- [Task objective]
What is the number of lines containing "põhimõtted"? Give only that number.

Figure record listings:
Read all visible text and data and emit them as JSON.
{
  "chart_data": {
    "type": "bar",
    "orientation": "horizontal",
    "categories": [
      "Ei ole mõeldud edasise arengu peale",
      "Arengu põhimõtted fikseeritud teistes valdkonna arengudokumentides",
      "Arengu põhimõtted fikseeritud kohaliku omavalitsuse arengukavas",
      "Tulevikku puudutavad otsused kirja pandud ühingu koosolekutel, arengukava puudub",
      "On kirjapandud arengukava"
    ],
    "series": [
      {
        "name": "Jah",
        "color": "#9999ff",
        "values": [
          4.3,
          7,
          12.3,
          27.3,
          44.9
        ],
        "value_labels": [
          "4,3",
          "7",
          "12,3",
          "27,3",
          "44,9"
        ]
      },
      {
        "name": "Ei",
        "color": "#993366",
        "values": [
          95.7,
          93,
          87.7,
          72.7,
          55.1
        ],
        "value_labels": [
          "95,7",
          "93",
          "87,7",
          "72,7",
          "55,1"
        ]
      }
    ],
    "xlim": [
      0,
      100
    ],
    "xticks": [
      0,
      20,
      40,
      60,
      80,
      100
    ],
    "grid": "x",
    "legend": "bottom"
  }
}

* * *

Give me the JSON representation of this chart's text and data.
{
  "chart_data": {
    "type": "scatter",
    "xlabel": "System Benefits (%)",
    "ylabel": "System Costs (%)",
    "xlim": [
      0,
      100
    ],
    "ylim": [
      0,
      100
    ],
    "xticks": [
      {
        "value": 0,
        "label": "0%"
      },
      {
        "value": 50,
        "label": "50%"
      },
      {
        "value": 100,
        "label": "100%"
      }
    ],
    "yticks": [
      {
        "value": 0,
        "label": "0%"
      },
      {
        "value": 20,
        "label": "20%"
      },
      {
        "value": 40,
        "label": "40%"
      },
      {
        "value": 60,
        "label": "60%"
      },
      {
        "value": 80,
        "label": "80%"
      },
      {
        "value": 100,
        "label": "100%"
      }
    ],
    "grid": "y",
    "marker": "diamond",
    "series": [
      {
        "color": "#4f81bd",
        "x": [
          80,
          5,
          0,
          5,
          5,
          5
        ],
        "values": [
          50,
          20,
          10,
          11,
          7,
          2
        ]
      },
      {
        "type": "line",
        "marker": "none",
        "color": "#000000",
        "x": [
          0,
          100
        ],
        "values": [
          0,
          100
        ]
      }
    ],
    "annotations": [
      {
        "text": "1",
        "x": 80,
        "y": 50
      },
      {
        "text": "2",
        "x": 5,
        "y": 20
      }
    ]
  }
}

- [Response]
2